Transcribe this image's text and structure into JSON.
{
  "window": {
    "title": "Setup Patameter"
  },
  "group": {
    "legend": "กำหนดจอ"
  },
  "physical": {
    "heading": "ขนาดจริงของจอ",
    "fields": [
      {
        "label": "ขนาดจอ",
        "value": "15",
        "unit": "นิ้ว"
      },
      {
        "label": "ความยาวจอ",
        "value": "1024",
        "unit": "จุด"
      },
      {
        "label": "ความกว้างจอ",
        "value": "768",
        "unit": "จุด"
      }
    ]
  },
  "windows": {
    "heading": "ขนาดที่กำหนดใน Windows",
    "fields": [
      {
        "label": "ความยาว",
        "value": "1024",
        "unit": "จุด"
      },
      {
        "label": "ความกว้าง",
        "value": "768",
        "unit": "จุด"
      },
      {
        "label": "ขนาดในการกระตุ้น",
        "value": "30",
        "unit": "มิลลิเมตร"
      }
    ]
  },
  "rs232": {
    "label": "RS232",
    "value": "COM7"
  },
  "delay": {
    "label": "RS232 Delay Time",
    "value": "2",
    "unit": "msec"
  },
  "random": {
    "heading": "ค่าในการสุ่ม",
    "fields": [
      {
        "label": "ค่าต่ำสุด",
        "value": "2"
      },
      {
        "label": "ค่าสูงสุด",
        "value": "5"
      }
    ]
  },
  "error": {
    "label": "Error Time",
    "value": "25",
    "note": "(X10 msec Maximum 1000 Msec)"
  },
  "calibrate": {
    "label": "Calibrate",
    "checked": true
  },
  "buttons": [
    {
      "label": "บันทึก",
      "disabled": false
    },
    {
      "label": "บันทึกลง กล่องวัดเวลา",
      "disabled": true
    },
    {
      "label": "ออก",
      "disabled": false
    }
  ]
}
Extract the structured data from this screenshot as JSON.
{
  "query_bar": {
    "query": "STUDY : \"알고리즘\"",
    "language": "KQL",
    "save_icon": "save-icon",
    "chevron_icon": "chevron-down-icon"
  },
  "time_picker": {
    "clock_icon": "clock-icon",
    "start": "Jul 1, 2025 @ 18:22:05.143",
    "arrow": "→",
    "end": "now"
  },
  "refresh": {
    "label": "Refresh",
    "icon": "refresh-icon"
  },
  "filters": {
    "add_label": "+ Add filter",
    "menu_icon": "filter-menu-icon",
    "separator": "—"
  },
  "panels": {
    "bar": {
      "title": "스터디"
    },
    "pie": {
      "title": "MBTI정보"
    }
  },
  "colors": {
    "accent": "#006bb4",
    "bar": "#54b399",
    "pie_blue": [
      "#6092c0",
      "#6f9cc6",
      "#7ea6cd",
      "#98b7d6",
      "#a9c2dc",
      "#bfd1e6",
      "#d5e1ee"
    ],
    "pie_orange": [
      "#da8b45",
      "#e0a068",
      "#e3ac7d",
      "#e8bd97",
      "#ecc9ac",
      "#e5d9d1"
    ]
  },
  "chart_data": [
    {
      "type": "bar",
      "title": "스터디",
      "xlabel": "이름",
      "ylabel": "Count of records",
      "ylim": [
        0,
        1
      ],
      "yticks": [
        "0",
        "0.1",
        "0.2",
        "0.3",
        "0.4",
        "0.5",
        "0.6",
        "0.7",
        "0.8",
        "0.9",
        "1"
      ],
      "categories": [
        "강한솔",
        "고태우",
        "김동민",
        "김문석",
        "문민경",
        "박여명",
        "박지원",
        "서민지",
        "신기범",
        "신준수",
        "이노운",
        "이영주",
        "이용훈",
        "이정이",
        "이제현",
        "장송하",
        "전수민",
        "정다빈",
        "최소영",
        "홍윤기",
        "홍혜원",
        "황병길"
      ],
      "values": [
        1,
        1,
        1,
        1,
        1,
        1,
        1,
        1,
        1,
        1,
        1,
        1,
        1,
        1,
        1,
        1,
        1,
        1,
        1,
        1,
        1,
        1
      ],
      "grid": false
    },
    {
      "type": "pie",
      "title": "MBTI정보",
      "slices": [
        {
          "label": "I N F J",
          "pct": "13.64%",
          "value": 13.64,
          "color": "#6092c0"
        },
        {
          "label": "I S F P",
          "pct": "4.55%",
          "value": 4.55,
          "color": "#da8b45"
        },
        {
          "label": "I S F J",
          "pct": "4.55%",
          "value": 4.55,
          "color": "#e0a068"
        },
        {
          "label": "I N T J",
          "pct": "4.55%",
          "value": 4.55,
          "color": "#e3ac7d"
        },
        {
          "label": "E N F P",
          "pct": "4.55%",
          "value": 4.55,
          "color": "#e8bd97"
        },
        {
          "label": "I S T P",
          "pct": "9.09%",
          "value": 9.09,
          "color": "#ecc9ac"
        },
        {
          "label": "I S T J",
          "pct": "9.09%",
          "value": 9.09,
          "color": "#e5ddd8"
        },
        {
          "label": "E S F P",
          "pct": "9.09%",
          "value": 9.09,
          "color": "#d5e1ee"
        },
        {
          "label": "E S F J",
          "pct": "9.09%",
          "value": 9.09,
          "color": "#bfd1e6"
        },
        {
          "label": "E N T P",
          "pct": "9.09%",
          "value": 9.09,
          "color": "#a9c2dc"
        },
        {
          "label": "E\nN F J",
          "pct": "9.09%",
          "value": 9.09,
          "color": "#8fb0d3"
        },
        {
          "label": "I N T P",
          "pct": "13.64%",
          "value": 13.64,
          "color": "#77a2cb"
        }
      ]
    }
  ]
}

━━━━━━━━━━━━━━━━━━━━━━━━━━━━━━

> _WRITTEN PROBLEM_
Every line above should be printed again exactly as it stands.

> _PROBLEM SOLUTION_
Transcribe this image's text and structure into JSON.
{
  "window": {
    "title": "Setup Patameter"
  },
  "group": {
    "legend": "กำหนดจอ"
  },
  "physical": {
    "heading": "ขนาดจริงของจอ",
    "fields": [
      {
        "label": "ขนาดจอ",
        "value": "15",
        "unit": "นิ้ว"
      },
      {
        "label": "ความยาวจอ",
        "value": "1024",
        "unit": "จุด"
      },
      {
        "label": "ความกว้างจอ",
        "value": "768",
        "unit": "จุด"
      }
    ]
  },
  "windows": {
    "heading": "ขนาดที่กำหนดใน Windows",
    "fields": [
      {
        "label": "ความยาว",
        "value": "1024",
        "unit": "จุด"
      },
      {
        "label": "ความกว้าง",
        "value": "768",
        "unit": "จุด"
      },
      {
        "label": "ขนาดในการกระตุ้น",
        "value": "30",
        "unit": "มิลลิเมตร"
      }
    ]
  },
  "rs232": {
    "label": "RS232",
    "value": "COM7"
  },
  "delay": {
    "label": "RS232 Delay Time",
    "value": "2",
    "unit": "msec"
  },
  "random": {
    "heading": "ค่าในการสุ่ม",
    "fields": [
      {
        "label": "ค่าต่ำสุด",
        "value": "2"
      },
      {
        "label": "ค่าสูงสุด",
        "value": "5"
      }
    ]
  },
  "error": {
    "label": "Error Time",
    "value": "25",
    "note": "(X10 msec Maximum 1000 Msec)"
  },
  "calibrate": {
    "label": "Calibrate",
    "checked": true
  },
  "buttons": [
    {
      "label": "บันทึก",
      "disabled": false
    },
    {
      "label": "บันทึกลง กล่องวัดเวลา",
      "disabled": true
    },
    {
      "label": "ออก",
      "disabled": false
    }
  ]
}
Extract the structured data from this screenshot as JSON.
{
  "query_bar": {
    "query": "STUDY : \"알고리즘\"",
    "language": "KQL",
    "save_icon": "save-icon",
    "chevron_icon": "chevron-down-icon"
  },
  "time_picker": {
    "clock_icon": "clock-icon",
    "start": "Jul 1, 2025 @ 18:22:05.143",
    "arrow": "→",
    "end": "now"
  },
  "refresh": {
    "label": "Refresh",
    "icon": "refresh-icon"
  },
  "filters": {
    "add_label": "+ Add filter",
    "menu_icon": "filter-menu-icon",
    "separator": "—"
  },
  "panels": {
    "bar": {
      "title": "스터디"
    },
    "pie": {
      "title": "MBTI정보"
    }
  },
  "colors": {
    "accent": "#006bb4",
    "bar": "#54b399",
    "pie_blue": [
      "#6092c0",
      "#6f9cc6",
      "#7ea6cd",
      "#98b7d6",
      "#a9c2dc",
      "#bfd1e6",
      "#d5e1ee"
    ],
    "pie_orange": [
      "#da8b45",
      "#e0a068",
      "#e3ac7d",
      "#e8bd97",
      "#ecc9ac",
      "#e5d9d1"
    ]
  },
  "chart_data": [
    {
      "type": "bar",
      "title": "스터디",
      "xlabel": "이름",
      "ylabel": "Count of records",
      "ylim": [
        0,
        1
      ],
      "yticks": [
        "0",
        "0.1",
        "0.2",
        "0.3",
        "0.4",
        "0.5",
        "0.6",
        "0.7",
        "0.8",
        "0.9",
        "1"
      ],
      "categories": [
        "강한솔",
        "고태우",
        "김동민",
        "김문석",
        "문민경",
        "박여명",
        "박지원",
        "서민지",
        "신기범",
        "신준수",
        "이노운",
        "이영주",
        "이용훈",
        "이정이",
        "이제현",
        "장송하",
        "전수민",
        "정다빈",
        "최소영",
        "홍윤기",
        "홍혜원",
        "황병길"
      ],
      "values": [
        1,
        1,
        1,
        1,
        1,
        1,
        1,
        1,
        1,
        1,
        1,
        1,
        1,
        1,
        1,
        1,
        1,
        1,
        1,
        1,
        1,
        1
      ],
      "grid": false
    },
    {
      "type": "pie",
      "title": "MBTI정보",
      "slices": [
        {
          "label": "I N F J",
          "pct": "13.64%",
          "value": 13.64,
          "color": "#6092c0"
        },
        {
          "label": "I S F P",
          "pct": "4.55%",
          "value": 4.55,
          "color": "#da8b45"
        },
        {
          "label": "I S F J",
          "pct": "4.55%",
          "value": 4.55,
          "color": "#e0a068"
        },
        {
          "label": "I N T J",
          "pct": "4.55%",
          "value": 4.55,
          "color": "#e3ac7d"
        },
        {
          "label": "E N F P",
          "pct": "4.55%",
          "value": 4.55,
          "color": "#e8bd97"
        },
        {
          "label": "I S T P",
          "pct": "9.09%",
          "value": 9.09,
          "color": "#ecc9ac"
        },
        {
          "label": "I S T J",
          "pct": "9.09%",
          "value": 9.09,
          "color": "#e5ddd8"
        },
        {
          "label": "E S F P",
          "pct": "9.09%",
          "value": 9.09,
          "color": "#d5e1ee"
        },
        {
          "label": "E S F J",
          "pct": "9.09%",
          "value": 9.09,
          "color": "#bfd1e6"
        },
        {
          "label": "E N T P",
          "pct": "9.09%",
          "value": 9.09,
          "color": "#a9c2dc"
        },
        {
          "label": "E\nN F J",
          "pct": "9.09%",
          "value": 9.09,
          "color": "#8fb0d3"
        },
        {
          "label": "I N T P",
          "pct": "13.64%",
          "value": 13.64,
          "color": "#77a2cb"
        }
      ]
    }
  ]
}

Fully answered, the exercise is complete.